# Data rows start
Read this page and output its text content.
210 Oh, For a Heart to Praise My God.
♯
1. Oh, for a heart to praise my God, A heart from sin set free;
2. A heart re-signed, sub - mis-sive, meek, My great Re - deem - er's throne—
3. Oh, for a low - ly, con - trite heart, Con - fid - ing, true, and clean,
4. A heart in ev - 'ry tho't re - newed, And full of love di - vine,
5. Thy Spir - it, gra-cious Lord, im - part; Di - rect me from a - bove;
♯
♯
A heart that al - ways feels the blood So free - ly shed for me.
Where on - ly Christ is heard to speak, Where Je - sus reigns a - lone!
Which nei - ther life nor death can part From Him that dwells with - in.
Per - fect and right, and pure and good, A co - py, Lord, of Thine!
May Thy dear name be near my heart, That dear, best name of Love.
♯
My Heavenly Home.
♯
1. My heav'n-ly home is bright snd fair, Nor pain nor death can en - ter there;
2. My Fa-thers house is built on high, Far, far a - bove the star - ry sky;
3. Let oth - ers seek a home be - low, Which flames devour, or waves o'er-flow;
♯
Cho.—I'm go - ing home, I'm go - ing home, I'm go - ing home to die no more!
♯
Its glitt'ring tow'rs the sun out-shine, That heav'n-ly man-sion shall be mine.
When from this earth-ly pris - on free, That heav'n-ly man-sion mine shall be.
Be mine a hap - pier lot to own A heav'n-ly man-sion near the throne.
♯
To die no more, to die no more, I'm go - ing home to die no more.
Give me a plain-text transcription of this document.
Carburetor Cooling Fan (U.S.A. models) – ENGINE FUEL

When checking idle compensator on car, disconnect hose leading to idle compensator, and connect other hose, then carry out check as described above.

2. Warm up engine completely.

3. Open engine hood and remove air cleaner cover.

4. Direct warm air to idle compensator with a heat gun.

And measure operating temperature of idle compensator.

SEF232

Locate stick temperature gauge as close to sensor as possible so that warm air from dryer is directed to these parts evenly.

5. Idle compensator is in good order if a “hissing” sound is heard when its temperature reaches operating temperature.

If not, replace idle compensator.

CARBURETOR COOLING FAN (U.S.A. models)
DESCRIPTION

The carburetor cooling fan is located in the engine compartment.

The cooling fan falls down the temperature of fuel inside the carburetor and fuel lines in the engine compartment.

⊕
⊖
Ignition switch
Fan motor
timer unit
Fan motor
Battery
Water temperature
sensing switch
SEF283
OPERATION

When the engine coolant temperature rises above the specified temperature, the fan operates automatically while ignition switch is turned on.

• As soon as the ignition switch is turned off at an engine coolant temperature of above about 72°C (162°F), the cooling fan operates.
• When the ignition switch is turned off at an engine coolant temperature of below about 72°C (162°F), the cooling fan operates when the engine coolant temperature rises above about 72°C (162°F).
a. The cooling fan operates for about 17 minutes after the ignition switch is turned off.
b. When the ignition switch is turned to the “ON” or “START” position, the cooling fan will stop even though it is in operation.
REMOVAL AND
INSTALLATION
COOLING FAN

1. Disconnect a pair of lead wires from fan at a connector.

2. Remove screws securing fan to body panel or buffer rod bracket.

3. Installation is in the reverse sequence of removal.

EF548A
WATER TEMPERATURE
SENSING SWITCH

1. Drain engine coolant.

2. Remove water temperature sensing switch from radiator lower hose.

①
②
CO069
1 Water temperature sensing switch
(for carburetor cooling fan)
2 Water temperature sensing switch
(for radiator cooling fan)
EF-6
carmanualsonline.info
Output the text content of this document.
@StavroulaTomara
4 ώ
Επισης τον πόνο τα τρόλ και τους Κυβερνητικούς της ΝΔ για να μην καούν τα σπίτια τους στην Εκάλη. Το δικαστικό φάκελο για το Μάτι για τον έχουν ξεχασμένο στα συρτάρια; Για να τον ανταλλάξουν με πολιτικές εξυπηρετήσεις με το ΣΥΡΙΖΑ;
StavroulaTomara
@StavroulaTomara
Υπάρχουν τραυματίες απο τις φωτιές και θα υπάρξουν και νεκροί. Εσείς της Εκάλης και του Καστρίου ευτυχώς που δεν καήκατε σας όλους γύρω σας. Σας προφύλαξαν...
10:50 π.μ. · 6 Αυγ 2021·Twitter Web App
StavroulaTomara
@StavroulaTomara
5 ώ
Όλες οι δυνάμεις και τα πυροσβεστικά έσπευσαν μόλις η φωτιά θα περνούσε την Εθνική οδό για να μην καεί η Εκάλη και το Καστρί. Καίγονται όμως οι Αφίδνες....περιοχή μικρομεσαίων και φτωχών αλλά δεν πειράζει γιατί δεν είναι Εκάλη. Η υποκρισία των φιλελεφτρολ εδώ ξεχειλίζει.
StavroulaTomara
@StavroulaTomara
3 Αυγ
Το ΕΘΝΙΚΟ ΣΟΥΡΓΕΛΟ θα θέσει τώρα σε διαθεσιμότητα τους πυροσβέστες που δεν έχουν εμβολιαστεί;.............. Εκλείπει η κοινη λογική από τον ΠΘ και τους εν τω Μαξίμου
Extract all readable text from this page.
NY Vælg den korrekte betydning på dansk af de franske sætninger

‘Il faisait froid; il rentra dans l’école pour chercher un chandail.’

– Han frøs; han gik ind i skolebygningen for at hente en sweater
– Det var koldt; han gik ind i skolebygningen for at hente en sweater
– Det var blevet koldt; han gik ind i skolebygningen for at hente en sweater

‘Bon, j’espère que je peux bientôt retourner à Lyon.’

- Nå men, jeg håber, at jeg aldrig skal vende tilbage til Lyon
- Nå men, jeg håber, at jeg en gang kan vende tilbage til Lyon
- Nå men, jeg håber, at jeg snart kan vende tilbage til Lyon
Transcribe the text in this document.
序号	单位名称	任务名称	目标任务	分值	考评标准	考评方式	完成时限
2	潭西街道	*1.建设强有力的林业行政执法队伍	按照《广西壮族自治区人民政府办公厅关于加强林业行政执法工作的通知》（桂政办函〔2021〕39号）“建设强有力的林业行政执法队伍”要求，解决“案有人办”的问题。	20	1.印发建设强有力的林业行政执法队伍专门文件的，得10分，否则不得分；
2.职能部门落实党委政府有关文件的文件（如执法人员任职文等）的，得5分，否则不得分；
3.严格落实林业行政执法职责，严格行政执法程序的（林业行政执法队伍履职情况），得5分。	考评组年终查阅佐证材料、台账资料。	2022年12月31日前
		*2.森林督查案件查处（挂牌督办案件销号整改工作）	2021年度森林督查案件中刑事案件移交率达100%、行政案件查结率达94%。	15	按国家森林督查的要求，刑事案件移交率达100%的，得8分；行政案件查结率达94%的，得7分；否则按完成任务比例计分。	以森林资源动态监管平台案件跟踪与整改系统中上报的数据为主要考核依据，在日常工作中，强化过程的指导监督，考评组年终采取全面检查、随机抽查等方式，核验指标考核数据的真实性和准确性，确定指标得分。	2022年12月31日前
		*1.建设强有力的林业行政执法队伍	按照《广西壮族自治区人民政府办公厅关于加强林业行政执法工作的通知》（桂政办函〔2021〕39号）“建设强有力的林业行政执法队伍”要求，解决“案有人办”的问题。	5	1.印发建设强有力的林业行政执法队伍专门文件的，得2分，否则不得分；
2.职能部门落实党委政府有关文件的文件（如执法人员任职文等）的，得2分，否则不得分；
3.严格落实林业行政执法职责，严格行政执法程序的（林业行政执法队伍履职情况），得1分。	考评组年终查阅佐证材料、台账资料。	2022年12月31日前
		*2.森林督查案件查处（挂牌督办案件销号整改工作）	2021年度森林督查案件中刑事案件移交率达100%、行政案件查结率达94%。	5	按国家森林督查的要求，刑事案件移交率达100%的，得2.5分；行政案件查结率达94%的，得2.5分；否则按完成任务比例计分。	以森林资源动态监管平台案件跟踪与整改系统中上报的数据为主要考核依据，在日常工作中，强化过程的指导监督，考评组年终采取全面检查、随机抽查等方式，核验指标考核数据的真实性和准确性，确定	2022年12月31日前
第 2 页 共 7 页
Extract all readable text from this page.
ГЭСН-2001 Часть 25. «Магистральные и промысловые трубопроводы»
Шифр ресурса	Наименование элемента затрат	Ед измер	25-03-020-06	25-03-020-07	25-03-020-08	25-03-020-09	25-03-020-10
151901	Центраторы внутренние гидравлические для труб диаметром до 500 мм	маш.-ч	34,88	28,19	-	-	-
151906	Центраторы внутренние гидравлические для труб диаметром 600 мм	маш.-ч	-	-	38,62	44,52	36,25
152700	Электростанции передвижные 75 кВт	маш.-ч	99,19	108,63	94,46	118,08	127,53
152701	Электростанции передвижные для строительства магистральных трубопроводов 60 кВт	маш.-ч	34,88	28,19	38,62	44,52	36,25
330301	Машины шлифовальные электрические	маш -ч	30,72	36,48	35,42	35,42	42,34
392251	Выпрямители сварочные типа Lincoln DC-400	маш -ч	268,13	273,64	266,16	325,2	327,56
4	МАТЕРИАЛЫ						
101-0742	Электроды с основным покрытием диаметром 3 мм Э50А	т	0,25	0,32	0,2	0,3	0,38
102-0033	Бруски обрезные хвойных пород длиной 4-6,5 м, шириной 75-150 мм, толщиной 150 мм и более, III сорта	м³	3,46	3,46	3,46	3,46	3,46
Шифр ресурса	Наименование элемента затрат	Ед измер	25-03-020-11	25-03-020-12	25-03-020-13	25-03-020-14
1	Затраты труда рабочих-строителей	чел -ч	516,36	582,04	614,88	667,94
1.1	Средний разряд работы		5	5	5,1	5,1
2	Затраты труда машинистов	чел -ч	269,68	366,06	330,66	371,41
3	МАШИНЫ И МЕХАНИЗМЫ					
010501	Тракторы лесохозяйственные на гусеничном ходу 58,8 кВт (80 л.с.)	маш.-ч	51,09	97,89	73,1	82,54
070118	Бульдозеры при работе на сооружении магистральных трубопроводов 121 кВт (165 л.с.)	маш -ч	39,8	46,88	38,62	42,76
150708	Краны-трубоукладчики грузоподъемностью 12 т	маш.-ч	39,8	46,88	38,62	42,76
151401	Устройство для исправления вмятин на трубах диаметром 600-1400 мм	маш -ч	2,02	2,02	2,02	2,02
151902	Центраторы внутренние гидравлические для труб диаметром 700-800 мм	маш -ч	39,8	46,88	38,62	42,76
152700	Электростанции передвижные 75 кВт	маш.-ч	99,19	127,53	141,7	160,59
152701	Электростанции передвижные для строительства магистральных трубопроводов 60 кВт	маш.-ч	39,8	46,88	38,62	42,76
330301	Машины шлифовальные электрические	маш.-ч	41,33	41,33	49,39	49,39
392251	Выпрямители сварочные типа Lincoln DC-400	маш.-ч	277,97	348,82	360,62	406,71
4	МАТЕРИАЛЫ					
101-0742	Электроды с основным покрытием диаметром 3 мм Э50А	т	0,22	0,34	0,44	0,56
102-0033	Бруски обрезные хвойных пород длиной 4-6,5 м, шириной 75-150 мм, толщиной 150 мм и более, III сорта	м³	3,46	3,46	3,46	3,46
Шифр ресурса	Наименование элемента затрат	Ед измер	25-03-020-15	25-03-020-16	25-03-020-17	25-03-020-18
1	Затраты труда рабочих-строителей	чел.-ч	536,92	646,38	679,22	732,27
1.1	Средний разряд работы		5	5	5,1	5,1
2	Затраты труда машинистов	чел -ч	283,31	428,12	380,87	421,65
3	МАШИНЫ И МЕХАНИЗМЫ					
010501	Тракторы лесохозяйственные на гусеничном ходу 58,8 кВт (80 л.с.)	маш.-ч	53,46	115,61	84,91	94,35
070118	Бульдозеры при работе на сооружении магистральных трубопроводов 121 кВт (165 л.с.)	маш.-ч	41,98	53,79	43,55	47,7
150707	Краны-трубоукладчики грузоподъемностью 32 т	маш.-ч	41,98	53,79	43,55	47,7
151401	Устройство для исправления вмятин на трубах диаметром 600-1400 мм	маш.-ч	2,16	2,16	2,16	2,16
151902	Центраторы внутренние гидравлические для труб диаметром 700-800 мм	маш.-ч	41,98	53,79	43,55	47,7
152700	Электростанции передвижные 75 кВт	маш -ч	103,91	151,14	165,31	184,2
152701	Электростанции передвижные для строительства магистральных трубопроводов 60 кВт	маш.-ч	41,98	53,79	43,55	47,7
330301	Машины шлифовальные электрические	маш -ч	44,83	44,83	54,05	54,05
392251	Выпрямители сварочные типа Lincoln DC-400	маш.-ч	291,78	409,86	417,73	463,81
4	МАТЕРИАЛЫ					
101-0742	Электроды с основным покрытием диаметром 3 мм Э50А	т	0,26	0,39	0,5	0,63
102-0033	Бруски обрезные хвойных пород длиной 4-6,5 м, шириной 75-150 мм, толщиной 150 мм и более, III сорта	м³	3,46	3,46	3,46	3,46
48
# Data rows end
The exercise: Identify and extract each line of the listing that contains "Краны".

Exercise answer:
150708	Краны-трубоукладчики грузоподъемностью 12 т	маш.-ч	39,8	46,88	38,62	42,76
150707	Краны-трубоукладчики грузоподъемностью 32 т	маш.-ч	41,98	53,79	43,55	47,7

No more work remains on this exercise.